== EXTRAIT DU TEXTE

Le XIXe siècle est marqué par l'avènement du tourisme moderne. Comment le cas de l'Égypte révèle-t-il la passion pour le récit de voyage et l'observation de terrain ? Dans quelle mesure la mode du voyage en Égypte influence-t-elle tout un courant de la littérature et de la photographie ?
- Sylvain Venayre Historien, professeur d’histoire contemporaine à l’Université Grenoble-Alpes
Passion Égypte ! En 1852, un prospectus annonce la parution, très attendue, d’un ouvrage de Maxime Du Camp : "L’ouvrage que nous annonçons a le double intérêt d’une publication archéologique et daguerrienne, pittoresque et savante." Il s’agit d’un récit de voyage, illustré de photographies de l’auteur, Égypte, Nubie, Palestine et Syrie, dessins photographiques recueillis pendant les années 1849, 1850 et 1851 : "Nous n’insisterons pas sur l’attrait qu’offrent les voyages si curieux que M. Maxime Du Camp a accomplis entièrement à ses frais, après s’être chargé d’une mission du Ministère de l’Instruction publique. Les pays qu’il a parcourus ont été le berceau même des civilisations et des religions. Moïse, Sésostris, Alexandre, Pompée, César, Jésus-Christ, Mahomet, Lusignan, Napoléon et Chateaubriand les ont tour à tour fécondés par le glaive ou par la parole et les ont immortalisés de leurs glorieux noms". Barques sur le Nil, voyageons en Égypte avec les orientalistes !
Le voyage en Égypte, histoire d'une passion française
"J’ai été le plus gaillard de tous les passagers, quoique la mer ait été chienne (on roulait, on dégobillait. C’était superbe). Tout le temps de la traversée, 11 jours, j’ai mangé, fumé, blagué et été si aimable par mes histoires lubriques, bons mots, facéties, etc., que l’état-major m’adorait. Je crois que je repasserais sur le Nil gratis. J’ai acquis, là, cette conviction : que les choses prévues arrivent rarement. J’avais peur du mal de mer et je n’en ai eu brin ; il n’en fut pas ainsi de Maxime (...). Accoudé sur le bastingage je contemplais les flots au clair de lune, en m’efforçant de penser à tous les souvenirs historiques qui devaient m’arriver, et ne m’arrivaient pas". En 1849, Gustave Flaubert et son ami Maxime Du Camp partent de Paris en diligence, rejoignent Marseille et s’embarquent sur le Nil – un paquebot à roues – pour traverser la Méditerranée, direction : l’Égypte.
Depuis le début du siècle et la déjà légendaire campagne d’Égypte de Napoléon Bonaparte, la "terre des pharaons" fait l’objet d’une véritable passion française. Les voyageurs occidentaux s’y pressent toujours plus nombreux et emportent avec eux les guides et les récits de voyage de ceux qui les ont précédés – scientifiques, archéologues, écrivains, dont les écrits façonnent un goût et un imaginaire "oriental" très singulier.

====

*CONSIGNE*: Dans le texte sur le voyage en Égypte, qu'est-ce qui conduit le récit de traversée entre guillemets à affirmer « que les choses prévues arrivent rarement » ?

== DONNÉES FOURNIES

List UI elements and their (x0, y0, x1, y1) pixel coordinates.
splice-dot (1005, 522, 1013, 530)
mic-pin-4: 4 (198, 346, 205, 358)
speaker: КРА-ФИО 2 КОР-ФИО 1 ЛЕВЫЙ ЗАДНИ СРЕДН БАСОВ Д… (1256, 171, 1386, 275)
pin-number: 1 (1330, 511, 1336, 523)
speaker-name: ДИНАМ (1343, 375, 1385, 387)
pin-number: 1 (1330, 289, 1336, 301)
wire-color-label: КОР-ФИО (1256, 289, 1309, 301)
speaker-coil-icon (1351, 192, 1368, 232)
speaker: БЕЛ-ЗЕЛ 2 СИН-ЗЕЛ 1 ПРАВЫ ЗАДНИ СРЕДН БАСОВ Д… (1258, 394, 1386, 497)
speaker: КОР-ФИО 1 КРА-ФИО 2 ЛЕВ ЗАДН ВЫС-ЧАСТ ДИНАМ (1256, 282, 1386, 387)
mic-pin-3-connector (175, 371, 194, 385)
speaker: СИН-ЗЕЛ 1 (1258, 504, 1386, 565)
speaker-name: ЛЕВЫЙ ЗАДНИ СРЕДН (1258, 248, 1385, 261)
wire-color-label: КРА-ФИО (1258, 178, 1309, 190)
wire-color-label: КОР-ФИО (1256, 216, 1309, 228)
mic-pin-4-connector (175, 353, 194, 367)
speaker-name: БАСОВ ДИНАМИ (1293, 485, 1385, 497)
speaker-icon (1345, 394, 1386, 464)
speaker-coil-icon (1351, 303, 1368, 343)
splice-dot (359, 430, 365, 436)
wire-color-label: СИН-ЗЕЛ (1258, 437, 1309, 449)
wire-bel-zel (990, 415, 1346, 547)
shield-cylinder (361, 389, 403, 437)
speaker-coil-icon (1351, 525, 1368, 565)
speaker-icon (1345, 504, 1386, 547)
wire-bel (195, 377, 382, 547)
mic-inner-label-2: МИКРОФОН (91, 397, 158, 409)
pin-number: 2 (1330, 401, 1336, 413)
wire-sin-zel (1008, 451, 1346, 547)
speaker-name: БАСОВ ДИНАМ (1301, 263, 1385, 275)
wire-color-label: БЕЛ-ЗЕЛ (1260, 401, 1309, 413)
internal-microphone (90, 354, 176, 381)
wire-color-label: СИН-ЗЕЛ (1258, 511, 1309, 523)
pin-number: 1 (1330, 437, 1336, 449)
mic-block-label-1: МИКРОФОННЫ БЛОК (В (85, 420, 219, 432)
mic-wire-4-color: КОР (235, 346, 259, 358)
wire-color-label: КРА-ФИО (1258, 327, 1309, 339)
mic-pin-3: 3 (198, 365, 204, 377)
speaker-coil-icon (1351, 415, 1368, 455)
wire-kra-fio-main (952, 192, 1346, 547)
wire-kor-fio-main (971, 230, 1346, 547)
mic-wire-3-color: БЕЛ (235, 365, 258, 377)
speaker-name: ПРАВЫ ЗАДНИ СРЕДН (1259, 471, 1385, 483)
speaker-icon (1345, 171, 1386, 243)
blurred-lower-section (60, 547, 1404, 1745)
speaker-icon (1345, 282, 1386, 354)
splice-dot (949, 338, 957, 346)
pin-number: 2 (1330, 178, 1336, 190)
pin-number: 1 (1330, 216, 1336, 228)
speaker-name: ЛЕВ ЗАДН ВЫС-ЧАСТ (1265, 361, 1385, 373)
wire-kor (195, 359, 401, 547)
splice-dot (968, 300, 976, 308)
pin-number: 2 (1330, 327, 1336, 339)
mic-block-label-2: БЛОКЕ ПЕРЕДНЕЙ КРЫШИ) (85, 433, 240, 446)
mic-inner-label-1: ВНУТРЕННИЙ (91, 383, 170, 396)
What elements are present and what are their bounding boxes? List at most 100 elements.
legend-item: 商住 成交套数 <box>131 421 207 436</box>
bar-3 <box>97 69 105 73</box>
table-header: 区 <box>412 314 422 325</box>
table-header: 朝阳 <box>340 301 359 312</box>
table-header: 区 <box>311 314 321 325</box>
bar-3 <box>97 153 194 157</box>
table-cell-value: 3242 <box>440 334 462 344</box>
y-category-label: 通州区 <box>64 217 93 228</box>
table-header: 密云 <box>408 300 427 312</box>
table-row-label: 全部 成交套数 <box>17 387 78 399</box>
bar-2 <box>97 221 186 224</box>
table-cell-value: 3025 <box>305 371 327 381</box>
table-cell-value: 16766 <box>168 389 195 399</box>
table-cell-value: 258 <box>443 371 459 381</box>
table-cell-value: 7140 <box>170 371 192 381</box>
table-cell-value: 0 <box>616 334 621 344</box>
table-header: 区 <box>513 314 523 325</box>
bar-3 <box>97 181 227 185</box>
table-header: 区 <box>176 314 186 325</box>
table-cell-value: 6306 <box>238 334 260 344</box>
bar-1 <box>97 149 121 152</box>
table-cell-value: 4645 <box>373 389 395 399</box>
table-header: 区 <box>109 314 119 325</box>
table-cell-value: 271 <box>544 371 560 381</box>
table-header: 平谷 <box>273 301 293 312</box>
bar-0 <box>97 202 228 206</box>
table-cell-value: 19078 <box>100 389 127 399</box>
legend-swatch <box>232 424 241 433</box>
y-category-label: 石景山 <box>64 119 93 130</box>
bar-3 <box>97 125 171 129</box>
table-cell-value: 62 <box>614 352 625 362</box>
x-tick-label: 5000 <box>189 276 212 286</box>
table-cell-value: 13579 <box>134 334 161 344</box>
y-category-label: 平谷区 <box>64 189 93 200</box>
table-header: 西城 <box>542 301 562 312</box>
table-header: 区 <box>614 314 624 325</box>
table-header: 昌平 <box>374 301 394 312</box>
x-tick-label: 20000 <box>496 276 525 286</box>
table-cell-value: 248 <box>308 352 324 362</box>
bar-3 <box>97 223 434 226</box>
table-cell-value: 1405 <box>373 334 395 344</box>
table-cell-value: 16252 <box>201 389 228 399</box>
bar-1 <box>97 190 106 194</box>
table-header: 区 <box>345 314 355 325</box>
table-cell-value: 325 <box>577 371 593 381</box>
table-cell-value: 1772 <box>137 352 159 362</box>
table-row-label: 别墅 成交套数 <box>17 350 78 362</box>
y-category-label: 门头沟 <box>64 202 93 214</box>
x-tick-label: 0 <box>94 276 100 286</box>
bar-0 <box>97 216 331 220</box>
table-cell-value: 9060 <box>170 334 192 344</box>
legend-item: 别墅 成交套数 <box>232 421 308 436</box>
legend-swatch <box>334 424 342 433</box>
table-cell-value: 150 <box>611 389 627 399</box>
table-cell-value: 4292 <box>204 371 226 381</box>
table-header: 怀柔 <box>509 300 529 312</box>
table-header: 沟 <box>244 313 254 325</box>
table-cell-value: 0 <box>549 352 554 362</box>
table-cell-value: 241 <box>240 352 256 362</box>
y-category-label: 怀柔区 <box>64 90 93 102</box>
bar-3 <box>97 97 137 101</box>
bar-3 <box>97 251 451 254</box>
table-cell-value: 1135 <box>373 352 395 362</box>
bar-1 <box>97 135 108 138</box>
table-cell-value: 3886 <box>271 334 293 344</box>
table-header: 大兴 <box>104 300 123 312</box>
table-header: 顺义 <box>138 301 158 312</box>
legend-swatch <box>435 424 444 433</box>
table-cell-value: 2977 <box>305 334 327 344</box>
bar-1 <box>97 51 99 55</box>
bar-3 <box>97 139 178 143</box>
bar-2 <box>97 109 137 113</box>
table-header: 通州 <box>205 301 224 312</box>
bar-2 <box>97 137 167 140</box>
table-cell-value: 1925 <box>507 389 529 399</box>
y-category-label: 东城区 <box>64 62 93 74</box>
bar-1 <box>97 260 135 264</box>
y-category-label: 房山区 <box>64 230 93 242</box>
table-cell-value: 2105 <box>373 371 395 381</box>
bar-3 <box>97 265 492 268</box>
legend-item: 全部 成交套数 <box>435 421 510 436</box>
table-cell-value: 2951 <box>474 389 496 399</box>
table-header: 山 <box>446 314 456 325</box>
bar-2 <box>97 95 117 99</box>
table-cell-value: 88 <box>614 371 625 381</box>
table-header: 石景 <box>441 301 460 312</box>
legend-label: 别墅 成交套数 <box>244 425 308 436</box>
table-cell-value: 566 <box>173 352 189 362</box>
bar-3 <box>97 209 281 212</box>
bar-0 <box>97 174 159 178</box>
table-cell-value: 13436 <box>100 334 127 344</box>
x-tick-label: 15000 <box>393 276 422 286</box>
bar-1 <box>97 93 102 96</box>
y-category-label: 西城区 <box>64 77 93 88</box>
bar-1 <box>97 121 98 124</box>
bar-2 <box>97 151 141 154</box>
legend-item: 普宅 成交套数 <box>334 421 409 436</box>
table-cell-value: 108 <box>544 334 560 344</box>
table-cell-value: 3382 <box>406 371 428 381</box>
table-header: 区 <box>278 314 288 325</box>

====

*CORRIGÉ*: La personne qui raconte la traversée avait peur du mal de mer et n'en a pourtant pas souffert du tout, contrairement à Maxime.